While most food holidays seem to be created for no other reason than because a certain food's in season -- or because (our pet theory) that the murky Powers That Be bought a few too many fill-in-the-blanks at the local farmer's market -- today's actually has an interesting story behind it: International Cachaça Day is celebrated every year on this date because it marks the anniversary of Portugal declaring the beverage illegal in their colony of Brazil in 1744. Now whether this story is real, or apocryphal, or simply a clever marketing scheme, no one's really sure. But it kind of doesn't matter. (You know, print the legend, etc.) So, let's celebrate this once-maybe-possibly-illegal drink by showcasing the variety of ways it's mixed around the world.
A cocktail made of Abelha Gold cachaça, stirred with sugar cane syrup, Peychaud's bitters and pressed apple juice. Photo by Flickr user Jonny Ho.
A cocktail with Abelha Gold cachaça, stirred with sweet vermouth, orange bitters and Maraschino liqueur. Photo by Flickr user Jonny Ho.
An "iceless banana daiquiri," with mashed banana, rum, cachaça and simple syrup, lime juice and cointreau. Photo by Flickr user urbanbohemian.
Cachaça and "a whole lot of berries." Photo by Flickr user brixton.
A "warm caipi-mojito," made of warm cachaça and with steeped mint leaves. Photo by Flickr user Sifu Renka.
The Abelinha, made of cachaça, honey and pink grapefruit juice, cranberry and pineapple. Photo by Flickr user Jonny Ho.
Cachaça sangria. Photo by Flickr user pit thompson.
White grapes, ginger, Gewurtztramminer juice from Navarro, Leblon cachaça, limes, and a smoked sugar rim. Photo from the Mokomandy Facebook page.
Cachaca served from jugs containing various infusions. Photo from Flickr user Marilane Borges.

**EXTRACTED RECORDS**

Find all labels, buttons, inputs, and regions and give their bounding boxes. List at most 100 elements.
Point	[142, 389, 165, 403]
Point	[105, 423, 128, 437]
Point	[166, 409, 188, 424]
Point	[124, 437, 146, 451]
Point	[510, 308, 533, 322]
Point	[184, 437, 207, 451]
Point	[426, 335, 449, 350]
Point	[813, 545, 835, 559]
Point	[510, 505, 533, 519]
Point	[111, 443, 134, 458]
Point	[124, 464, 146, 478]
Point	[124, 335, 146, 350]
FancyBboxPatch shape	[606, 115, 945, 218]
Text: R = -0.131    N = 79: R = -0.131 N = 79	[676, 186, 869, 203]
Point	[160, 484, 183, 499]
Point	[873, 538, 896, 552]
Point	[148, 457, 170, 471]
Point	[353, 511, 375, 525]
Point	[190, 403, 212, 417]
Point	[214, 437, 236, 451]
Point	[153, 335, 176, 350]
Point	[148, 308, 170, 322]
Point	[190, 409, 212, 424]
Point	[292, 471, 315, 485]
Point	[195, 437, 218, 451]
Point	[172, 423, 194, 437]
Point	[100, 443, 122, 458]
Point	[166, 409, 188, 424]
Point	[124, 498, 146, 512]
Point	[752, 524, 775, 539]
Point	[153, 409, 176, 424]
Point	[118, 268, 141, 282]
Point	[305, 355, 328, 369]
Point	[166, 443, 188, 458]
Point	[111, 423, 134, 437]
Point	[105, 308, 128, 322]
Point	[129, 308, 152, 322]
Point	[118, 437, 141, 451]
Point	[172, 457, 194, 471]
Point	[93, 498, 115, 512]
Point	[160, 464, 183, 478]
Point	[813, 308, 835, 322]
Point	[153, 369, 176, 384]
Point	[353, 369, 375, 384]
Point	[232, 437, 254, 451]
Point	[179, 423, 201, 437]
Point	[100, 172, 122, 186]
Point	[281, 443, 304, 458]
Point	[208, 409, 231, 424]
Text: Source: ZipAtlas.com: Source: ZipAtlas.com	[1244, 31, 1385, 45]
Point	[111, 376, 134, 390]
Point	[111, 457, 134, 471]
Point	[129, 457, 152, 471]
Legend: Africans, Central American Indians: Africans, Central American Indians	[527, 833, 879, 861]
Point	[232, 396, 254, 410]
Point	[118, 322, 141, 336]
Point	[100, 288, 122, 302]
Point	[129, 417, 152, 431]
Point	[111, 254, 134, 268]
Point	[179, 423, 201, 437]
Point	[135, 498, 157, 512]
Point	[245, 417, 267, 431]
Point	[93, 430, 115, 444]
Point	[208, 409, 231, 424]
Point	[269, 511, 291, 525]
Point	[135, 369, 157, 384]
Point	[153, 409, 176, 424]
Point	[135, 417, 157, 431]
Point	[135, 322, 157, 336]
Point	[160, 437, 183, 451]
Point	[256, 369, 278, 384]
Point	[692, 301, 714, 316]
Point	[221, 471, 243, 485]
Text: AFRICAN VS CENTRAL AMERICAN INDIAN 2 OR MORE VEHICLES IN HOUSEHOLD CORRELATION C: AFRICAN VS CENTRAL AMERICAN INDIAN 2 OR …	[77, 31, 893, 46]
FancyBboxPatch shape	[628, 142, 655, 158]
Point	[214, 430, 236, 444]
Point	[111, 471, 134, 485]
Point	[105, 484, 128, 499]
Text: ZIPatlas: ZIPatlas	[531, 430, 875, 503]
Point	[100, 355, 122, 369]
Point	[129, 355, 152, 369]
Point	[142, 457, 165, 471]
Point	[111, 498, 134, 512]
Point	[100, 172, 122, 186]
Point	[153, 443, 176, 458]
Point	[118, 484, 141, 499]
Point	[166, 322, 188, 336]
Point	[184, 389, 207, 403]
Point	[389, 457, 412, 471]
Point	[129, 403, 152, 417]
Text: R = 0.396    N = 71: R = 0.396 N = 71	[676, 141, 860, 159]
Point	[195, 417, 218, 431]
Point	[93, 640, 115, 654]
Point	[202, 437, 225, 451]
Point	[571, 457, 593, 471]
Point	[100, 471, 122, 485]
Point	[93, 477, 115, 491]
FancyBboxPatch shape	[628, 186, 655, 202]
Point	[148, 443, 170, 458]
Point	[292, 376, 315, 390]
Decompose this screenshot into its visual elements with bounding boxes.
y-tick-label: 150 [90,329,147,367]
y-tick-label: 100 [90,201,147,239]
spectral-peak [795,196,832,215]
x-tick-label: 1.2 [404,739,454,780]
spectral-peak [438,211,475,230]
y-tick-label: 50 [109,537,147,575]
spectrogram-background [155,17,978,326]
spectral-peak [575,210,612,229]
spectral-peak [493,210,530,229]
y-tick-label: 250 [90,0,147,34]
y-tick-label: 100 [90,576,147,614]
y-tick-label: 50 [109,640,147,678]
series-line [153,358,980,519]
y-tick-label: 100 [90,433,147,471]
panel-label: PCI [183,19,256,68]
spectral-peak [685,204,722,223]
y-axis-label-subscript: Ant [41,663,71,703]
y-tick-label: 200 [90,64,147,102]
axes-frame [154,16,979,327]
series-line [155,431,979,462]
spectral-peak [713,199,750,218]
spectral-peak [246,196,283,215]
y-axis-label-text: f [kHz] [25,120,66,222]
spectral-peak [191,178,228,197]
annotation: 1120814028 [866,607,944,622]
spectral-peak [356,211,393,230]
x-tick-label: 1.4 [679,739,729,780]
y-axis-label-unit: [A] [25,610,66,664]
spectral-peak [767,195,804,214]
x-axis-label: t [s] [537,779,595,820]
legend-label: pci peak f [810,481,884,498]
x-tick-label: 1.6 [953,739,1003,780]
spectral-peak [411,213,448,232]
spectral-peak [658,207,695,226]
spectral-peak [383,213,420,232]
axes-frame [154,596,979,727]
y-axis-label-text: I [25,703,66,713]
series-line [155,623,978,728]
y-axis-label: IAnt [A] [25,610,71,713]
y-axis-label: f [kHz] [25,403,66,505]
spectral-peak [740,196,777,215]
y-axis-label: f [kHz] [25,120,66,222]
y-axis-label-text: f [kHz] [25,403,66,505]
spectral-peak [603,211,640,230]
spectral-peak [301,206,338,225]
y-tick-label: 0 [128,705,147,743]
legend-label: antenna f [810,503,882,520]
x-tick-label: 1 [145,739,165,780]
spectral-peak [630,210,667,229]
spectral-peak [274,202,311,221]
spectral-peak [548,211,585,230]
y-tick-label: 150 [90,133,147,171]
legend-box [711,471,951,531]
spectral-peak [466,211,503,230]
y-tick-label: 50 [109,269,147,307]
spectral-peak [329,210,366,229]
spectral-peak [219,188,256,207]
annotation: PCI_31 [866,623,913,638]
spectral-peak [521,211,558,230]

**WHAT TO DO**
[A] Reproduce the part of the International Cachaça Day text starting with "A cocktail made" and going on through "Flickr user urbanbohemian.".
[B] In the International Cachaça Day text, which Flickr users are credited for photos? Name each user once.
[C] According to the International Cachaça Day text, in what year did Portugal declare cachaça illegal in Brazil?

**LIST OF SOLUTIONS**
[A]
A cocktail made of Abelha Gold cachaça, stirred with sugar cane syrup, Peychaud's bitters and pressed apple juice. Photo by Flickr user Jonny Ho.
A cocktail with Abelha Gold cachaça, stirred with sweet vermouth, orange bitters and Maraschino liqueur. Photo by Flickr user Jonny Ho.
An "iceless banana daiquiri," with mashed banana, rum, cachaça and simple syrup, lime juice and cointreau. Photo by Flickr user urbanbohemian.

[B] Jonny Ho, urbanbohemian, brixton, Sifu Renka, pit thompson, Marilane Borges

[C] 1744